> **PROMPT**: Gather, from the data below, each line in which the word "this" occurs.

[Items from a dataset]
===============
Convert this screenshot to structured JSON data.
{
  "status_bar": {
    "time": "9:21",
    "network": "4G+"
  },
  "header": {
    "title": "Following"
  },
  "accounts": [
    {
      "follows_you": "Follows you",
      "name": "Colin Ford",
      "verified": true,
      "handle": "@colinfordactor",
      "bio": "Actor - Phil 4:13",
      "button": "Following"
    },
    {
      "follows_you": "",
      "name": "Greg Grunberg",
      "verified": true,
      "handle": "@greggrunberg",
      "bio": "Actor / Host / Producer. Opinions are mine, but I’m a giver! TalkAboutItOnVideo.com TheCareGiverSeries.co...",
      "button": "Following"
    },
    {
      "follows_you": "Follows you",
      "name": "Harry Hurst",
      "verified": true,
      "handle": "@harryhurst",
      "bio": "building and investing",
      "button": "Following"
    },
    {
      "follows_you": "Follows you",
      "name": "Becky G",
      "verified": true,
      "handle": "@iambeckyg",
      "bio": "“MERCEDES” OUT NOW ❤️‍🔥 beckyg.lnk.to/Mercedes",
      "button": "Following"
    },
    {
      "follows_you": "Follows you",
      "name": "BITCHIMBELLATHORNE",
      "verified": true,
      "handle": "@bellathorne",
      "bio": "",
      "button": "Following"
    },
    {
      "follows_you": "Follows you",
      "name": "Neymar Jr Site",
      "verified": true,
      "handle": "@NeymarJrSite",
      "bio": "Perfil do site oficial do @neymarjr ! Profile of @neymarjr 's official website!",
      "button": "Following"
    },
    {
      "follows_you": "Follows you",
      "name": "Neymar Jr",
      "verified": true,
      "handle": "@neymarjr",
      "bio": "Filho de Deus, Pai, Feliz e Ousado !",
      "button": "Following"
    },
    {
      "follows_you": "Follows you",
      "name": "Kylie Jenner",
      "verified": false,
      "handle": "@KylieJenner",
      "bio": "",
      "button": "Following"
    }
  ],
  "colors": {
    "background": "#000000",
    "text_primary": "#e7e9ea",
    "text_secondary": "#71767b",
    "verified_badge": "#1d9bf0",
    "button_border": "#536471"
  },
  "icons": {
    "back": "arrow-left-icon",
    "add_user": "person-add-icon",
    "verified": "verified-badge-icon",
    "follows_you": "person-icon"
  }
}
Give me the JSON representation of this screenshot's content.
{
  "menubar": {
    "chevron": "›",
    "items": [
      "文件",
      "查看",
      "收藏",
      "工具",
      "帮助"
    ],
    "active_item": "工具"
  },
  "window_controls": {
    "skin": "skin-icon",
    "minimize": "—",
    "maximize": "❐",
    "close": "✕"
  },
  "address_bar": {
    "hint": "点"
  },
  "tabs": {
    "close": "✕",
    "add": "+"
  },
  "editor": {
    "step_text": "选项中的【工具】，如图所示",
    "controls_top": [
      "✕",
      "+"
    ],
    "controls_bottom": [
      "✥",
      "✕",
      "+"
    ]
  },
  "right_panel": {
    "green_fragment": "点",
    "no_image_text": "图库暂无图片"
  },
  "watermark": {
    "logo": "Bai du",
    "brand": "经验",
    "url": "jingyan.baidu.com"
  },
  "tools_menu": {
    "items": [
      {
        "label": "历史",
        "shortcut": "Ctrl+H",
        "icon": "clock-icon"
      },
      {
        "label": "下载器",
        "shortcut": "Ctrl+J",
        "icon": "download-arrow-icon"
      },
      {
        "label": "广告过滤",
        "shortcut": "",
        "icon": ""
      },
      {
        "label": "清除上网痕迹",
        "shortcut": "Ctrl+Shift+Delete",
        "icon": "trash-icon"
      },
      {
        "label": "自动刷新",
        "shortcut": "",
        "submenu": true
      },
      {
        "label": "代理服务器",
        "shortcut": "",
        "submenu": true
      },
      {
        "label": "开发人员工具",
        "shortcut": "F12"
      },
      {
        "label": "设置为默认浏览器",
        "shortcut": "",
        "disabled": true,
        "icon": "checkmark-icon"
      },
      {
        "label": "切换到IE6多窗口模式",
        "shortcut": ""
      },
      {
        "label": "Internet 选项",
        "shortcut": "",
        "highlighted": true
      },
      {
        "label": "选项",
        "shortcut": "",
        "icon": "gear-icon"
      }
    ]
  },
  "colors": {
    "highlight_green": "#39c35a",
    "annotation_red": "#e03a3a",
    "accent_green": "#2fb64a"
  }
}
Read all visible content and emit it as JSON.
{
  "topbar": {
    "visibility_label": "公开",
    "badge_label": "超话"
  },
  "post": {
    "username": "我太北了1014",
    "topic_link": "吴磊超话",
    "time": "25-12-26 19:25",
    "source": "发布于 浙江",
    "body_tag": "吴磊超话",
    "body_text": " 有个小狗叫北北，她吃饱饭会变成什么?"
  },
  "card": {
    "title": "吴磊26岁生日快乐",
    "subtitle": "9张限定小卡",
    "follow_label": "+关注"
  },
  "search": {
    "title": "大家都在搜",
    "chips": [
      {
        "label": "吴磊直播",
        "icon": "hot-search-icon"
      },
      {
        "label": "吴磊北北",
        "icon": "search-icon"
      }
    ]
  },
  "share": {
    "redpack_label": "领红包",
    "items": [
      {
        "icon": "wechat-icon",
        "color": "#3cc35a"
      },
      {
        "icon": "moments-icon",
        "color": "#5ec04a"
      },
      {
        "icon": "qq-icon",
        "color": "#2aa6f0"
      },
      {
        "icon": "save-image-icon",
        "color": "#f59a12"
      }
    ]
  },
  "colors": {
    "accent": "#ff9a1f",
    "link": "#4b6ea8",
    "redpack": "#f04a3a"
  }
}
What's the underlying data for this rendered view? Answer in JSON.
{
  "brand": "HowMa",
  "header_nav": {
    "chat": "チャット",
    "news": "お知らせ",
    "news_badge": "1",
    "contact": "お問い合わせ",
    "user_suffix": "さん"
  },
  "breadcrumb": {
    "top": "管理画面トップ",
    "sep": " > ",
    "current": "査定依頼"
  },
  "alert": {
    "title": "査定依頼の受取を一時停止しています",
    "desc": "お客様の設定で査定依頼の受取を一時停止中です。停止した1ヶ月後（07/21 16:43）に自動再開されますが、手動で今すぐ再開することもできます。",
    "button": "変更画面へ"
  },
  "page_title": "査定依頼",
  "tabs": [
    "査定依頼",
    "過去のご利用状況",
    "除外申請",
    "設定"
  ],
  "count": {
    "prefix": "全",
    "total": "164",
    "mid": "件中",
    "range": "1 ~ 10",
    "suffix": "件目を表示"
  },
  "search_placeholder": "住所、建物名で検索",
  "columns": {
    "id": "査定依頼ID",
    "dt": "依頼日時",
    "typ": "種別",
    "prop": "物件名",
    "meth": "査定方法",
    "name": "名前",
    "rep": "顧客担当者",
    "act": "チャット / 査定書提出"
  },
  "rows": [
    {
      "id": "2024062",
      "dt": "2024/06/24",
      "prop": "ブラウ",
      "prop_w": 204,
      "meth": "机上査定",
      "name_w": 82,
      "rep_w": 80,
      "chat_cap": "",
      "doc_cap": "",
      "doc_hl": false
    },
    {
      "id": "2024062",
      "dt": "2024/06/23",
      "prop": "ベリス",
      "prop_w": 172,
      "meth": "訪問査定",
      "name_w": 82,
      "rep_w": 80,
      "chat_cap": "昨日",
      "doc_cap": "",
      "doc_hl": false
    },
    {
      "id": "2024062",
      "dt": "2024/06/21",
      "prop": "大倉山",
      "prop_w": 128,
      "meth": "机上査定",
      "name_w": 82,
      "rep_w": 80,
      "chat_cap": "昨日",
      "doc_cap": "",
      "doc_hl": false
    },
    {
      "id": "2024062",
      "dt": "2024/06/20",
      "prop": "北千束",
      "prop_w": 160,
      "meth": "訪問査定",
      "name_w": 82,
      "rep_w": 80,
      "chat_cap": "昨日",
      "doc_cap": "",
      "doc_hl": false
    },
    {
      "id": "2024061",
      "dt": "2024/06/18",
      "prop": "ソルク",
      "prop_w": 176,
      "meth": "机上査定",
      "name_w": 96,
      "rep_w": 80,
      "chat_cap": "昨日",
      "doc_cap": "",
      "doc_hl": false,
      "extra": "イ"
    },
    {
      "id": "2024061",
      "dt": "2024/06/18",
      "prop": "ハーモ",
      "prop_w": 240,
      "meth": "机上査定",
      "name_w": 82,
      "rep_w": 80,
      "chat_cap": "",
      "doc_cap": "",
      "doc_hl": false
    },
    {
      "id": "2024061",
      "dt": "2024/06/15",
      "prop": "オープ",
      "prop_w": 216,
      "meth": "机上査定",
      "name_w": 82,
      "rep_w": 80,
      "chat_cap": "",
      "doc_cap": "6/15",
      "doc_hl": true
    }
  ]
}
===============
> **FULL SOLUTION**:
Convert this screenshot to structured JSON data.
Give me the JSON representation of this screenshot's content.
What's the underlying data for this rendered view? Answer in JSON.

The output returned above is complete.